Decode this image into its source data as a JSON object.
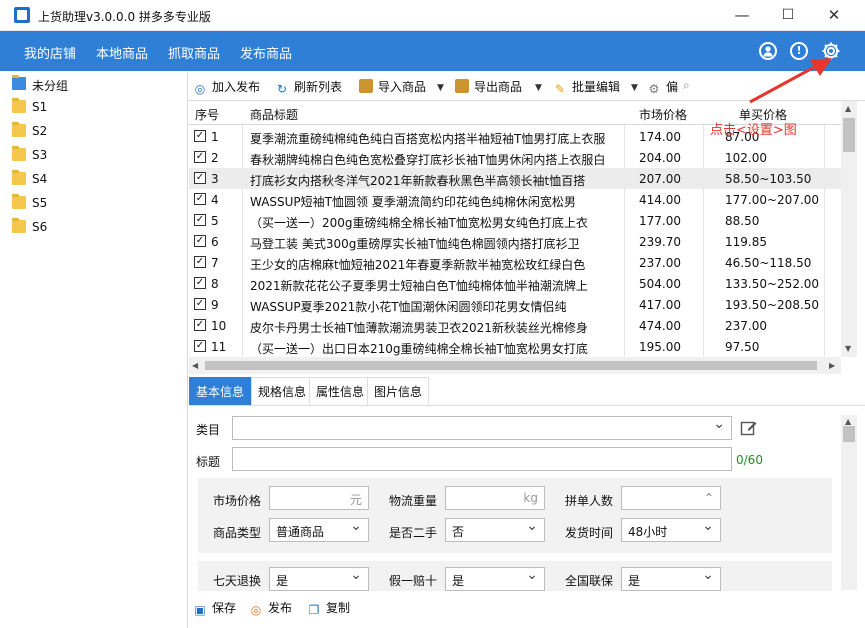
{
  "window": {
    "title": "上货助理v3.0.0.0 拼多多专业版",
    "minimize": "—",
    "maximize": "☐",
    "close": "✕"
  },
  "menu": [
    "我的店铺",
    "本地商品",
    "抓取商品",
    "发布商品"
  ],
  "header_icons": [
    "user-icon",
    "info-icon",
    "gear-icon"
  ],
  "sidebar": {
    "items": [
      "未分组",
      "S1",
      "S2",
      "S3",
      "S4",
      "S5",
      "S6"
    ]
  },
  "toolbar": {
    "add_publish": "加入发布",
    "refresh": "刷新列表",
    "import": "导入商品",
    "export": "导出商品",
    "batch_edit": "批量编辑",
    "settings_partial": "偏"
  },
  "table": {
    "columns": [
      "序号",
      "商品标题",
      "市场价格",
      "单买价格"
    ],
    "rows": [
      {
        "no": "1",
        "title": "夏季潮流重磅纯棉纯色纯白百搭宽松内搭半袖短袖T恤男打底上衣服",
        "market": "174.00",
        "single": "87.00"
      },
      {
        "no": "2",
        "title": "春秋潮牌纯棉白色纯色宽松叠穿打底衫长袖T恤男休闲内搭上衣服白",
        "market": "204.00",
        "single": "102.00"
      },
      {
        "no": "3",
        "title": "打底衫女内搭秋冬洋气2021年新款春秋黑色半高领长袖t恤百搭",
        "market": "207.00",
        "single": "58.50~103.50"
      },
      {
        "no": "4",
        "title": "WASSUP短袖T恤圆领 夏季潮流简约印花纯色纯棉休闲宽松男",
        "market": "414.00",
        "single": "177.00~207.00"
      },
      {
        "no": "5",
        "title": "（买一送一）200g重磅纯棉全棉长袖T恤宽松男女纯色打底上衣",
        "market": "177.00",
        "single": "88.50"
      },
      {
        "no": "6",
        "title": "马登工装 美式300g重磅厚实长袖T恤纯色棉圆领内搭打底衫卫",
        "market": "239.70",
        "single": "119.85"
      },
      {
        "no": "7",
        "title": "王少女的店棉麻t恤短袖2021年春夏季新款半袖宽松玫红绿白色",
        "market": "237.00",
        "single": "46.50~118.50"
      },
      {
        "no": "8",
        "title": "2021新款花花公子夏季男士短袖白色T恤纯棉体恤半袖潮流牌上",
        "market": "504.00",
        "single": "133.50~252.00"
      },
      {
        "no": "9",
        "title": "WASSUP夏季2021款小花T恤国潮休闲圆领印花男女情侣纯",
        "market": "417.00",
        "single": "193.50~208.50"
      },
      {
        "no": "10",
        "title": "皮尔卡丹男士长袖T恤薄款潮流男装卫衣2021新秋装丝光棉修身",
        "market": "474.00",
        "single": "237.00"
      },
      {
        "no": "11",
        "title": "（买一送一）出口日本210g重磅纯棉全棉长袖T恤宽松男女打底",
        "market": "195.00",
        "single": "97.50"
      }
    ]
  },
  "tabs": [
    "基本信息",
    "规格信息",
    "属性信息",
    "图片信息"
  ],
  "form": {
    "category_label": "类目",
    "title_label": "标题",
    "title_count": "0/60",
    "market_price_label": "市场价格",
    "market_price_unit": "元",
    "weight_label": "物流重量",
    "weight_unit": "kg",
    "group_count_label": "拼单人数",
    "product_type_label": "商品类型",
    "product_type_value": "普通商品",
    "second_hand_label": "是否二手",
    "second_hand_value": "否",
    "ship_time_label": "发货时间",
    "ship_time_value": "48小时",
    "return_label": "七天退换",
    "return_value": "是",
    "fake_label": "假一赔十",
    "fake_value": "是",
    "warranty_label": "全国联保",
    "warranty_value": "是"
  },
  "bottom": {
    "save": "保存",
    "publish": "发布",
    "copy": "复制"
  },
  "annotation": {
    "text": "点击<设置>图",
    "color": "#e8352e"
  }
}
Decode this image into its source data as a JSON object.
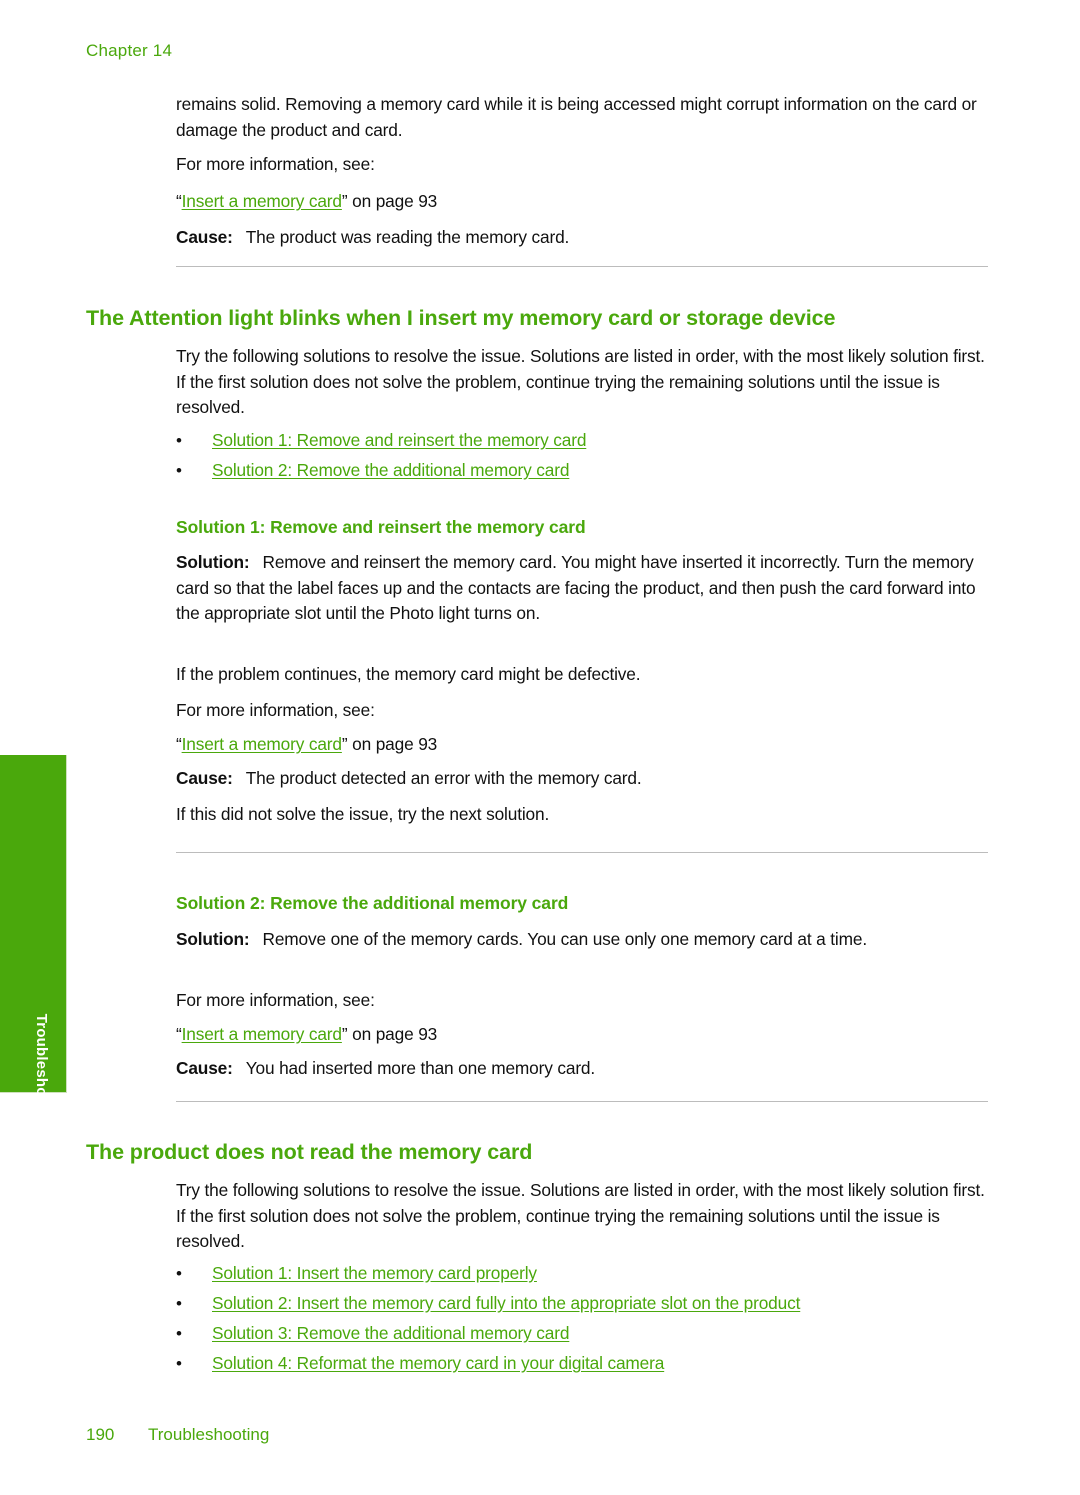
{
  "page": {
    "chapter_header": "Chapter 14",
    "side_tab_label": "Troubleshooting",
    "footer_page_number": "190",
    "footer_section": "Troubleshooting",
    "accent_green": "#4aa80c",
    "rule_color": "#bcbcbc",
    "body_color": "#111111"
  },
  "intro": {
    "paragraph": "remains solid. Removing a memory card while it is being accessed might corrupt information on the card or damage the product and card.",
    "for_more_information": "For more information, see:",
    "xref_open_quote": "“",
    "xref_link": "Insert a memory card",
    "xref_close": "” on page 93",
    "cause_label": "Cause:",
    "cause_text": "The product was reading the memory card."
  },
  "section1": {
    "heading": "The Attention light blinks when I insert my memory card or storage device",
    "intro": "Try the following solutions to resolve the issue. Solutions are listed in order, with the most likely solution first. If the first solution does not solve the problem, continue trying the remaining solutions until the issue is resolved.",
    "links": [
      "Solution 1: Remove and reinsert the memory card",
      "Solution 2: Remove the additional memory card"
    ],
    "solution1": {
      "heading": "Solution 1: Remove and reinsert the memory card",
      "solution_label": "Solution:",
      "solution_text": "Remove and reinsert the memory card. You might have inserted it incorrectly. Turn the memory card so that the label faces up and the contacts are facing the product, and then push the card forward into the appropriate slot until the Photo light turns on.",
      "note": "If the problem continues, the memory card might be defective.",
      "for_more_information": "For more information, see:",
      "xref_open_quote": "“",
      "xref_link": "Insert a memory card",
      "xref_close": "” on page 93",
      "cause_label": "Cause:",
      "cause_text": "The product detected an error with the memory card.",
      "next": "If this did not solve the issue, try the next solution."
    },
    "solution2": {
      "heading": "Solution 2: Remove the additional memory card",
      "solution_label": "Solution:",
      "solution_text": "Remove one of the memory cards. You can use only one memory card at a time.",
      "for_more_information": "For more information, see:",
      "xref_open_quote": "“",
      "xref_link": "Insert a memory card",
      "xref_close": "” on page 93",
      "cause_label": "Cause:",
      "cause_text": "You had inserted more than one memory card."
    }
  },
  "section2": {
    "heading": "The product does not read the memory card",
    "intro": "Try the following solutions to resolve the issue. Solutions are listed in order, with the most likely solution first. If the first solution does not solve the problem, continue trying the remaining solutions until the issue is resolved.",
    "links": [
      "Solution 1: Insert the memory card properly",
      "Solution 2: Insert the memory card fully into the appropriate slot on the product",
      "Solution 3: Remove the additional memory card",
      "Solution 4: Reformat the memory card in your digital camera"
    ]
  },
  "bullet_glyph": "•"
}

Task goal.
Quote all the records verbatim, dropping any pictures from your copy.

Exercise output.
Decode this image into its source data as a JSON object.
{
  "window": {
    "title": "上货助理v3.0.0.0 拼多多专业版",
    "minimize": "—",
    "maximize": "☐",
    "close": "✕"
  },
  "menu": [
    "我的店铺",
    "本地商品",
    "抓取商品",
    "发布商品"
  ],
  "header_icons": [
    "user-icon",
    "info-icon",
    "gear-icon"
  ],
  "sidebar": {
    "items": [
      "未分组",
      "S1",
      "S2",
      "S3",
      "S4",
      "S5",
      "S6"
    ]
  },
  "toolbar": {
    "add_publish": "加入发布",
    "refresh": "刷新列表",
    "import": "导入商品",
    "export": "导出商品",
    "batch_edit": "批量编辑",
    "settings_partial": "偏"
  },
  "table": {
    "columns": [
      "序号",
      "商品标题",
      "市场价格",
      "单买价格"
    ],
    "rows": [
      {
        "no": "1",
        "title": "夏季潮流重磅纯棉纯色纯白百搭宽松内搭半袖短袖T恤男打底上衣服",
        "market": "174.00",
        "single": "87.00"
      },
      {
        "no": "2",
        "title": "春秋潮牌纯棉白色纯色宽松叠穿打底衫长袖T恤男休闲内搭上衣服白",
        "market": "204.00",
        "single": "102.00"
      },
      {
        "no": "3",
        "title": "打底衫女内搭秋冬洋气2021年新款春秋黑色半高领长袖t恤百搭",
        "market": "207.00",
        "single": "58.50~103.50"
      },
      {
        "no": "4",
        "title": "WASSUP短袖T恤圆领 夏季潮流简约印花纯色纯棉休闲宽松男",
        "market": "414.00",
        "single": "177.00~207.00"
      },
      {
        "no": "5",
        "title": "（买一送一）200g重磅纯棉全棉长袖T恤宽松男女纯色打底上衣",
        "market": "177.00",
        "single": "88.50"
      },
      {
        "no": "6",
        "title": "马登工装 美式300g重磅厚实长袖T恤纯色棉圆领内搭打底衫卫",
        "market": "239.70",
        "single": "119.85"
      },
      {
        "no": "7",
        "title": "王少女的店棉麻t恤短袖2021年春夏季新款半袖宽松玫红绿白色",
        "market": "237.00",
        "single": "46.50~118.50"
      },
      {
        "no": "8",
        "title": "2021新款花花公子夏季男士短袖白色T恤纯棉体恤半袖潮流牌上",
        "market": "504.00",
        "single": "133.50~252.00"
      },
      {
        "no": "9",
        "title": "WASSUP夏季2021款小花T恤国潮休闲圆领印花男女情侣纯",
        "market": "417.00",
        "single": "193.50~208.50"
      },
      {
        "no": "10",
        "title": "皮尔卡丹男士长袖T恤薄款潮流男装卫衣2021新秋装丝光棉修身",
        "market": "474.00",
        "single": "237.00"
      },
      {
        "no": "11",
        "title": "（买一送一）出口日本210g重磅纯棉全棉长袖T恤宽松男女打底",
        "market": "195.00",
        "single": "97.50"
      }
    ]
  },
  "tabs": [
    "基本信息",
    "规格信息",
    "属性信息",
    "图片信息"
  ],
  "form": {
    "category_label": "类目",
    "title_label": "标题",
    "title_count": "0/60",
    "market_price_label": "市场价格",
    "market_price_unit": "元",
    "weight_label": "物流重量",
    "weight_unit": "kg",
    "group_count_label": "拼单人数",
    "product_type_label": "商品类型",
    "product_type_value": "普通商品",
    "second_hand_label": "是否二手",
    "second_hand_value": "否",
    "ship_time_label": "发货时间",
    "ship_time_value": "48小时",
    "return_label": "七天退换",
    "return_value": "是",
    "fake_label": "假一赔十",
    "fake_value": "是",
    "warranty_label": "全国联保",
    "warranty_value": "是"
  },
  "bottom": {
    "save": "保存",
    "publish": "发布",
    "copy": "复制"
  },
  "annotation": {
    "text": "点击<设置>图",
    "color": "#e8352e"
  }
}
Decode this image into its source data as a JSON object.
{
  "page": {
    "chapter_header": "Chapter 14",
    "side_tab_label": "Troubleshooting",
    "footer_page_number": "190",
    "footer_section": "Troubleshooting",
    "accent_green": "#4aa80c",
    "rule_color": "#bcbcbc",
    "body_color": "#111111"
  },
  "intro": {
    "paragraph": "remains solid. Removing a memory card while it is being accessed might corrupt information on the card or damage the product and card.",
    "for_more_information": "For more information, see:",
    "xref_open_quote": "“",
    "xref_link": "Insert a memory card",
    "xref_close": "” on page 93",
    "cause_label": "Cause:",
    "cause_text": "The product was reading the memory card."
  },
  "section1": {
    "heading": "The Attention light blinks when I insert my memory card or storage device",
    "intro": "Try the following solutions to resolve the issue. Solutions are listed in order, with the most likely solution first. If the first solution does not solve the problem, continue trying the remaining solutions until the issue is resolved.",
    "links": [
      "Solution 1: Remove and reinsert the memory card",
      "Solution 2: Remove the additional memory card"
    ],
    "solution1": {
      "heading": "Solution 1: Remove and reinsert the memory card",
      "solution_label": "Solution:",
      "solution_text": "Remove and reinsert the memory card. You might have inserted it incorrectly. Turn the memory card so that the label faces up and the contacts are facing the product, and then push the card forward into the appropriate slot until the Photo light turns on.",
      "note": "If the problem continues, the memory card might be defective.",
      "for_more_information": "For more information, see:",
      "xref_open_quote": "“",
      "xref_link": "Insert a memory card",
      "xref_close": "” on page 93",
      "cause_label": "Cause:",
      "cause_text": "The product detected an error with the memory card.",
      "next": "If this did not solve the issue, try the next solution."
    },
    "solution2": {
      "heading": "Solution 2: Remove the additional memory card",
      "solution_label": "Solution:",
      "solution_text": "Remove one of the memory cards. You can use only one memory card at a time.",
      "for_more_information": "For more information, see:",
      "xref_open_quote": "“",
      "xref_link": "Insert a memory card",
      "xref_close": "” on page 93",
      "cause_label": "Cause:",
      "cause_text": "You had inserted more than one memory card."
    }
  },
  "section2": {
    "heading": "The product does not read the memory card",
    "intro": "Try the following solutions to resolve the issue. Solutions are listed in order, with the most likely solution first. If the first solution does not solve the problem, continue trying the remaining solutions until the issue is resolved.",
    "links": [
      "Solution 1: Insert the memory card properly",
      "Solution 2: Insert the memory card fully into the appropriate slot on the product",
      "Solution 3: Remove the additional memory card",
      "Solution 4: Reformat the memory card in your digital camera"
    ]
  },
  "bullet_glyph": "•"
}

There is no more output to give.